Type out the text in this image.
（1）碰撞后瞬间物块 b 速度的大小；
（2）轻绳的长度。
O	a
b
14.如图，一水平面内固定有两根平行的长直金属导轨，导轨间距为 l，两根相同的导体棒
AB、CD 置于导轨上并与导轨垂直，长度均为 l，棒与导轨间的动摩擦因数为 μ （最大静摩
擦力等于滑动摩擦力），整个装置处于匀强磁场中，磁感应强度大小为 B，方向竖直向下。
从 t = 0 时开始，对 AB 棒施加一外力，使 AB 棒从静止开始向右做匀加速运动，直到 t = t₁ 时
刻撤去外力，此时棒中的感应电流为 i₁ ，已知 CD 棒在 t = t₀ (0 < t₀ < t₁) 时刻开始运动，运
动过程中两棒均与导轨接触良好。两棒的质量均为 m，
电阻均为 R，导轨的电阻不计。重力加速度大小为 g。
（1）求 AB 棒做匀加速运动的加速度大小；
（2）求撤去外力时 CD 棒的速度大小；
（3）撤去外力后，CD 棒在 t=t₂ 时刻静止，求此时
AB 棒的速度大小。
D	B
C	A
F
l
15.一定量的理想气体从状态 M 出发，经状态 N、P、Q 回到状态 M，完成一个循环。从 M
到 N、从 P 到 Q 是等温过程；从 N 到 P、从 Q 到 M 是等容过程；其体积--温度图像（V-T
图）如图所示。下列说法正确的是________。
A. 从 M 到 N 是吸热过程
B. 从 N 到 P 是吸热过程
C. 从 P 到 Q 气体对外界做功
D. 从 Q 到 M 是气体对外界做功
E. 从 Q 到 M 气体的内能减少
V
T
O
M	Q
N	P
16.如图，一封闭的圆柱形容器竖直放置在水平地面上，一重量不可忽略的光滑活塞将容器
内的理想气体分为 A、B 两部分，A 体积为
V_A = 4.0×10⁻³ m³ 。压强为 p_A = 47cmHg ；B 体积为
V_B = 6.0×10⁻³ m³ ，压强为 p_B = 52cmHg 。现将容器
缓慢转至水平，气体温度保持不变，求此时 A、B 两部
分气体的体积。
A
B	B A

☆ ☆ ☆ ☆ ☆

= Brief =
Output all of the data above without any alteration.

= Written solution =
Type out the text in this image.
（1）碰撞后瞬间物块 b 速度的大小；
（2）轻绳的长度。
O	a
b
14.如图，一水平面内固定有两根平行的长直金属导轨，导轨间距为 l，两根相同的导体棒
AB、CD 置于导轨上并与导轨垂直，长度均为 l，棒与导轨间的动摩擦因数为 μ （最大静摩
擦力等于滑动摩擦力），整个装置处于匀强磁场中，磁感应强度大小为 B，方向竖直向下。
从 t = 0 时开始，对 AB 棒施加一外力，使 AB 棒从静止开始向右做匀加速运动，直到 t = t₁ 时
刻撤去外力，此时棒中的感应电流为 i₁ ，已知 CD 棒在 t = t₀ (0 < t₀ < t₁) 时刻开始运动，运
动过程中两棒均与导轨接触良好。两棒的质量均为 m，
电阻均为 R，导轨的电阻不计。重力加速度大小为 g。
（1）求 AB 棒做匀加速运动的加速度大小；
（2）求撤去外力时 CD 棒的速度大小；
（3）撤去外力后，CD 棒在 t=t₂ 时刻静止，求此时
AB 棒的速度大小。
D	B
C	A
F
l
15.一定量的理想气体从状态 M 出发，经状态 N、P、Q 回到状态 M，完成一个循环。从 M
到 N、从 P 到 Q 是等温过程；从 N 到 P、从 Q 到 M 是等容过程；其体积--温度图像（V-T
图）如图所示。下列说法正确的是________。
A. 从 M 到 N 是吸热过程
B. 从 N 到 P 是吸热过程
C. 从 P 到 Q 气体对外界做功
D. 从 Q 到 M 是气体对外界做功
E. 从 Q 到 M 气体的内能减少
V
T
O
M	Q
N	P
16.如图，一封闭的圆柱形容器竖直放置在水平地面上，一重量不可忽略的光滑活塞将容器
内的理想气体分为 A、B 两部分，A 体积为
V_A = 4.0×10⁻³ m³ 。压强为 p_A = 47cmHg ；B 体积为
V_B = 6.0×10⁻³ m³ ，压强为 p_B = 52cmHg 。现将容器
缓慢转至水平，气体温度保持不变，求此时 A、B 两部
分气体的体积。
A
B	B A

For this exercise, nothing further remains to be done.